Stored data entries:
================================

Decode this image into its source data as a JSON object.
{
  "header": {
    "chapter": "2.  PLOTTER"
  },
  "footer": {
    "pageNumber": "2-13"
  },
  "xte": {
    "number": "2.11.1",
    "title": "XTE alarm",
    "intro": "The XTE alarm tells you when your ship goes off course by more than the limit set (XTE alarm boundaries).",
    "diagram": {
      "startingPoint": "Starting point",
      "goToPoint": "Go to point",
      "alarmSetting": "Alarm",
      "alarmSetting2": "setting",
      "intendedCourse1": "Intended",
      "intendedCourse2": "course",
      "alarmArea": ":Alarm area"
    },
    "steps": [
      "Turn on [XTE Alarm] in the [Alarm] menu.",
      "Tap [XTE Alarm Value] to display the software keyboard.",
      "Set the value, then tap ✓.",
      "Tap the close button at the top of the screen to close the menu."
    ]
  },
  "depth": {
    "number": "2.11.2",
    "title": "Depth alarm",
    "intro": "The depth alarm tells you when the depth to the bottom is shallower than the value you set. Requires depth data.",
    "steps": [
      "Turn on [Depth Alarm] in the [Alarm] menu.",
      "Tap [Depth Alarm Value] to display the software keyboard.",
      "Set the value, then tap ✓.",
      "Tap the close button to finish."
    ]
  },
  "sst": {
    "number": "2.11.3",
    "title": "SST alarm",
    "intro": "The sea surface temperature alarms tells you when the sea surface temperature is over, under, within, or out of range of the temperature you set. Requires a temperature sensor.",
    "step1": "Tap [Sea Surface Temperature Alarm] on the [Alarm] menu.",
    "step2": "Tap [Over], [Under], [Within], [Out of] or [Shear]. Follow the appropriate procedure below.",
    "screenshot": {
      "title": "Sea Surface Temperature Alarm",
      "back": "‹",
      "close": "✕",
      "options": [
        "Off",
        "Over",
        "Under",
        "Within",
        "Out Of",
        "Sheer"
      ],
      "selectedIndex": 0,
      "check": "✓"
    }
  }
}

================================

■ Work to be completed
Output all records verbatim.

■ Solution below
Decode this image into its source data as a JSON object.
{
  "header": {
    "chapter": "2.  PLOTTER"
  },
  "footer": {
    "pageNumber": "2-13"
  },
  "xte": {
    "number": "2.11.1",
    "title": "XTE alarm",
    "intro": "The XTE alarm tells you when your ship goes off course by more than the limit set (XTE alarm boundaries).",
    "diagram": {
      "startingPoint": "Starting point",
      "goToPoint": "Go to point",
      "alarmSetting": "Alarm",
      "alarmSetting2": "setting",
      "intendedCourse1": "Intended",
      "intendedCourse2": "course",
      "alarmArea": ":Alarm area"
    },
    "steps": [
      "Turn on [XTE Alarm] in the [Alarm] menu.",
      "Tap [XTE Alarm Value] to display the software keyboard.",
      "Set the value, then tap ✓.",
      "Tap the close button at the top of the screen to close the menu."
    ]
  },
  "depth": {
    "number": "2.11.2",
    "title": "Depth alarm",
    "intro": "The depth alarm tells you when the depth to the bottom is shallower than the value you set. Requires depth data.",
    "steps": [
      "Turn on [Depth Alarm] in the [Alarm] menu.",
      "Tap [Depth Alarm Value] to display the software keyboard.",
      "Set the value, then tap ✓.",
      "Tap the close button to finish."
    ]
  },
  "sst": {
    "number": "2.11.3",
    "title": "SST alarm",
    "intro": "The sea surface temperature alarms tells you when the sea surface temperature is over, under, within, or out of range of the temperature you set. Requires a temperature sensor.",
    "step1": "Tap [Sea Surface Temperature Alarm] on the [Alarm] menu.",
    "step2": "Tap [Over], [Under], [Within], [Out of] or [Shear]. Follow the appropriate procedure below.",
    "screenshot": {
      "title": "Sea Surface Temperature Alarm",
      "back": "‹",
      "close": "✕",
      "options": [
        "Off",
        "Over",
        "Under",
        "Within",
        "Out Of",
        "Sheer"
      ],
      "selectedIndex": 0,
      "check": "✓"
    }
  }
}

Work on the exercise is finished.